(Collection entries)
++++++++++

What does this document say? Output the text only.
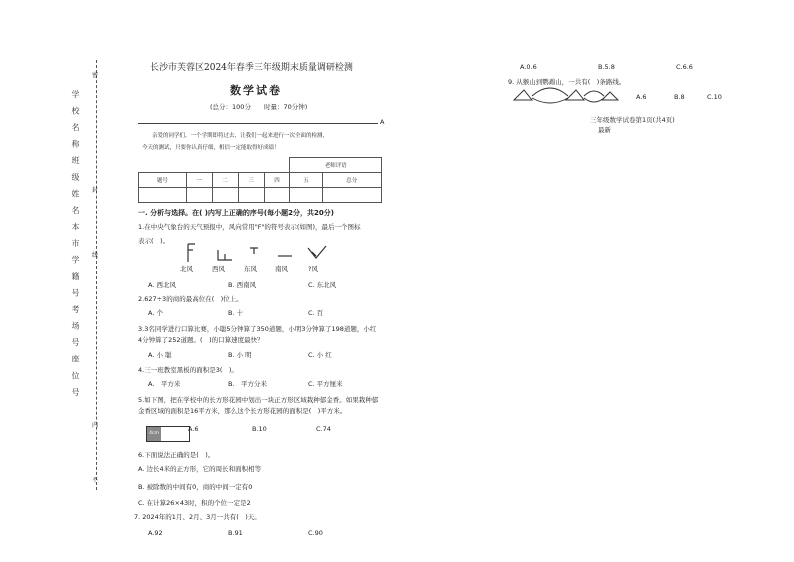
学 校 名 称 班 级 姓 名 本 市 学 籍 号 考 场 号 座 位 号
密
封
线
内
不
长沙市芙蓉区2024年春季三年级期末质量调研检测
数学试卷
(总分：100分　　时量：70分钟)
A
亲爱的同学们，一个学期即将过去，让我们一起来进行一次全面的检测，
今天的测试，只要你认真仔细，相信一定能取得好成绩！
					老师评语	
题号	一	二	三	四	五	总分

一. 分析与选择。在( )内写上正确的序号(每小题2分，共20分)
1.在中央气象台的天气预报中，风向常用"F"的符号表示(如图)，最后一个图标
表示(　)。
北风	西风	东风	南风	?风
A. 西北风	B. 西南风	C. 东北风
2.627÷3的商的最高位在(　)位上。
A. 个	B. 十	C. 百
3.3名同学进行口算比赛，小聪5分钟算了350道题，小明3分钟算了198道题，小红
4分钟算了252道题。(　)的口算速度最快？
A. 小 聪	B. 小 明	C. 小 红
4.三一班教室黑板的面积是3(　)。
A.　平方米	B.　平方分米	C. 平方厘米
5.如下图，把在学校中的长方形花园中划出一块正方形区域栽种郁金香。如果栽种郁
金香区域的面积是16平方米，那么这个长方形花园的面积是(　)平方米。
4cm
A.6	B.10	C.74
6.下面说法正确的是(　)。
A. 边长4米的正方形，它的周长和面积相等
B. 被除数的中间有0，商的中间一定有0
C. 在计算26×43时，积的个位一定是2
7. 2024年的1月、2月、3月一共有(　)天。
A.92	B.91	C.90
A.0.6	B.5.8	C.6.6
9. 从猴山到鹦鹉山，一共有(　)条路线。
A.6	B.8	C.10
三年级数学试卷第1页(共4页)
最新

++++++++++

### Required work:
Go through the data above and transcribe it in full, omitting any image.

### Written response:
What does this document say? Output the text only.
学 校 名 称 班 级 姓 名 本 市 学 籍 号 考 场 号 座 位 号
密
封
线
内
不
长沙市芙蓉区2024年春季三年级期末质量调研检测
数学试卷
(总分：100分　　时量：70分钟)
A
亲爱的同学们，一个学期即将过去，让我们一起来进行一次全面的检测，
今天的测试，只要你认真仔细，相信一定能取得好成绩！
					老师评语	
题号	一	二	三	四	五	总分

一. 分析与选择。在( )内写上正确的序号(每小题2分，共20分)
1.在中央气象台的天气预报中，风向常用"F"的符号表示(如图)，最后一个图标
表示(　)。
北风	西风	东风	南风	?风
A. 西北风	B. 西南风	C. 东北风
2.627÷3的商的最高位在(　)位上。
A. 个	B. 十	C. 百
3.3名同学进行口算比赛，小聪5分钟算了350道题，小明3分钟算了198道题，小红
4分钟算了252道题。(　)的口算速度最快？
A. 小 聪	B. 小 明	C. 小 红
4.三一班教室黑板的面积是3(　)。
A.　平方米	B.　平方分米	C. 平方厘米
5.如下图，把在学校中的长方形花园中划出一块正方形区域栽种郁金香。如果栽种郁
金香区域的面积是16平方米，那么这个长方形花园的面积是(　)平方米。
4cm
A.6	B.10	C.74
6.下面说法正确的是(　)。
A. 边长4米的正方形，它的周长和面积相等
B. 被除数的中间有0，商的中间一定有0
C. 在计算26×43时，积的个位一定是2
7. 2024年的1月、2月、3月一共有(　)天。
A.92	B.91	C.90
A.0.6	B.5.8	C.6.6
9. 从猴山到鹦鹉山，一共有(　)条路线。
A.6	B.8	C.10
三年级数学试卷第1页(共4页)
最新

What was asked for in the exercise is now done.